## AIM
Copy out every line exactly, passing over the pictures.

■ ■ ■ ■

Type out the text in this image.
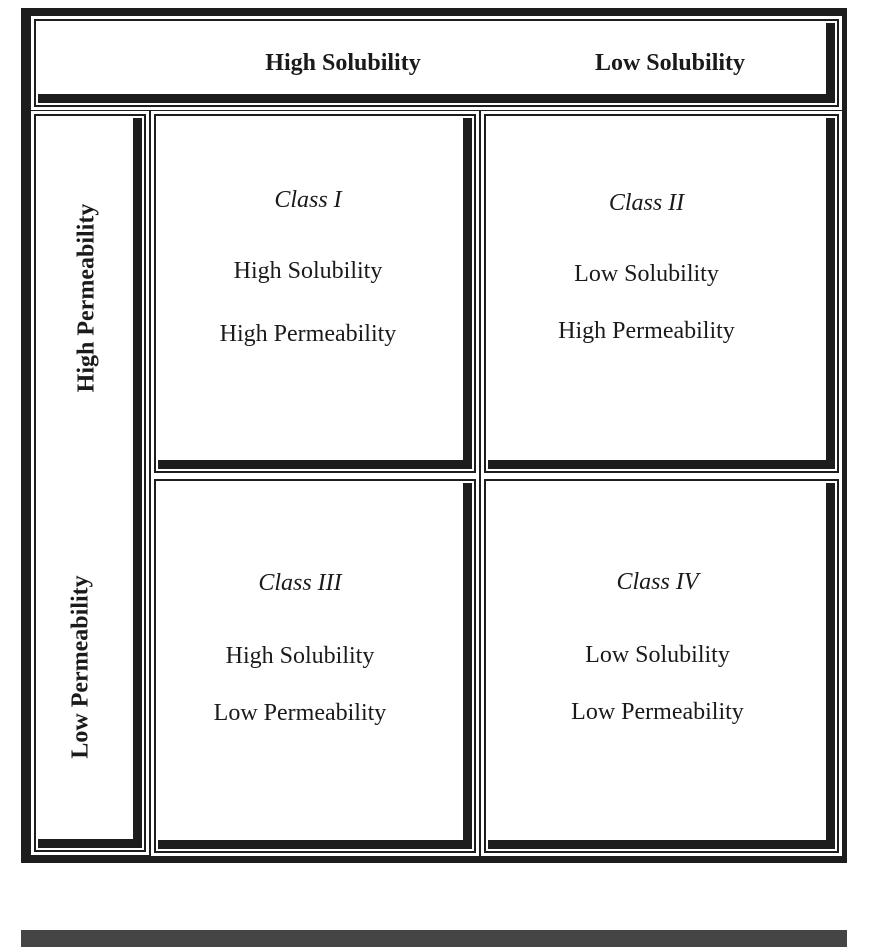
High Solubility	Low Solubility
High Permeability
Low Permeability
Class I
High Solubility
High Permeability
Class II
Low Solubility
High Permeability
Class III
High Solubility
Low Permeability
Class IV
Low Solubility
Low Permeability
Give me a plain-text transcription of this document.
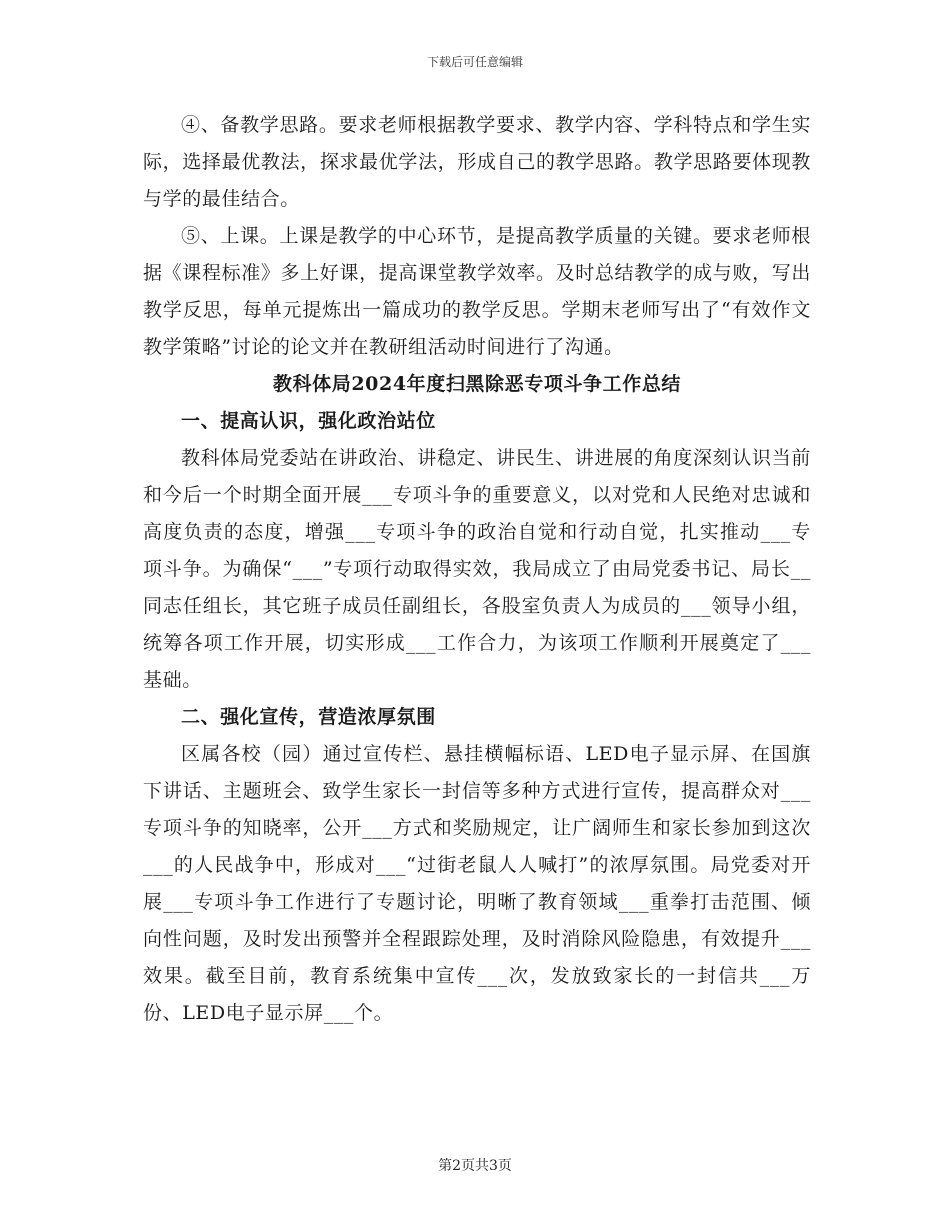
下载后可任意编辑

④、备教学思路。要求老师根据教学要求、教学内容、学科特点和学生实际，选择最优教法，探求最优学法，形成自己的教学思路。教学思路要体现教与学的最佳结合。

⑤、上课。上课是教学的中心环节，是提高教学质量的关键。要求老师根据《课程标准》多上好课，提高课堂教学效率。及时总结教学的成与败，写出教学反思，每单元提炼出一篇成功的教学反思。学期末老师写出了“有效作文教学策略”讨论的论文并在教研组活动时间进行了沟通。

教科体局2024年度扫黑除恶专项斗争工作总结

一、提高认识，强化政治站位

教科体局党委站在讲政治、讲稳定、讲民生、讲进展的角度深刻认识当前和今后一个时期全面开展___专项斗争的重要意义，以对党和人民绝对忠诚和高度负责的态度，增强___专项斗争的政治自觉和行动自觉，扎实推动___专项斗争。为确保“___”专项行动取得实效，我局成立了由局党委书记、局长__同志任组长，其它班子成员任副组长，各股室负责人为成员的___领导小组，统筹各项工作开展，切实形成___工作合力，为该项工作顺利开展奠定了___基础。

二、强化宣传，营造浓厚氛围

区属各校（园）通过宣传栏、悬挂横幅标语、LED电子显示屏、在国旗下讲话、主题班会、致学生家长一封信等多种方式进行宣传，提高群众对___专项斗争的知晓率，公开___方式和奖励规定，让广阔师生和家长参加到这次___的人民战争中，形成对___“过街老鼠人人喊打”的浓厚氛围。局党委对开展___专项斗争工作进行了专题讨论，明晰了教育领域___重拳打击范围、倾向性问题，及时发出预警并全程跟踪处理，及时消除风险隐患，有效提升___效果。截至目前，教育系统集中宣传___次，发放致家长的一封信共___万份、LED电子显示屏___个。

第2页共3页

■ ■ ■ ■

## SOLUTION TO THIS PROBLEM
Type out the text in this image.
High Solubility	Low Solubility
High Permeability
Low Permeability
Class I
High Solubility
High Permeability
Class II
Low Solubility
High Permeability
Class III
High Solubility
Low Permeability
Class IV
Low Solubility
Low Permeability
Give me a plain-text transcription of this document.
下载后可任意编辑

④、备教学思路。要求老师根据教学要求、教学内容、学科特点和学生实际，选择最优教法，探求最优学法，形成自己的教学思路。教学思路要体现教与学的最佳结合。

⑤、上课。上课是教学的中心环节，是提高教学质量的关键。要求老师根据《课程标准》多上好课，提高课堂教学效率。及时总结教学的成与败，写出教学反思，每单元提炼出一篇成功的教学反思。学期末老师写出了“有效作文教学策略”讨论的论文并在教研组活动时间进行了沟通。

教科体局2024年度扫黑除恶专项斗争工作总结

一、提高认识，强化政治站位

教科体局党委站在讲政治、讲稳定、讲民生、讲进展的角度深刻认识当前和今后一个时期全面开展___专项斗争的重要意义，以对党和人民绝对忠诚和高度负责的态度，增强___专项斗争的政治自觉和行动自觉，扎实推动___专项斗争。为确保“___”专项行动取得实效，我局成立了由局党委书记、局长__同志任组长，其它班子成员任副组长，各股室负责人为成员的___领导小组，统筹各项工作开展，切实形成___工作合力，为该项工作顺利开展奠定了___基础。

二、强化宣传，营造浓厚氛围

区属各校（园）通过宣传栏、悬挂横幅标语、LED电子显示屏、在国旗下讲话、主题班会、致学生家长一封信等多种方式进行宣传，提高群众对___专项斗争的知晓率，公开___方式和奖励规定，让广阔师生和家长参加到这次___的人民战争中，形成对___“过街老鼠人人喊打”的浓厚氛围。局党委对开展___专项斗争工作进行了专题讨论，明晰了教育领域___重拳打击范围、倾向性问题，及时发出预警并全程跟踪处理，及时消除风险隐患，有效提升___效果。截至目前，教育系统集中宣传___次，发放致家长的一封信共___万份、LED电子显示屏___个。

第2页共3页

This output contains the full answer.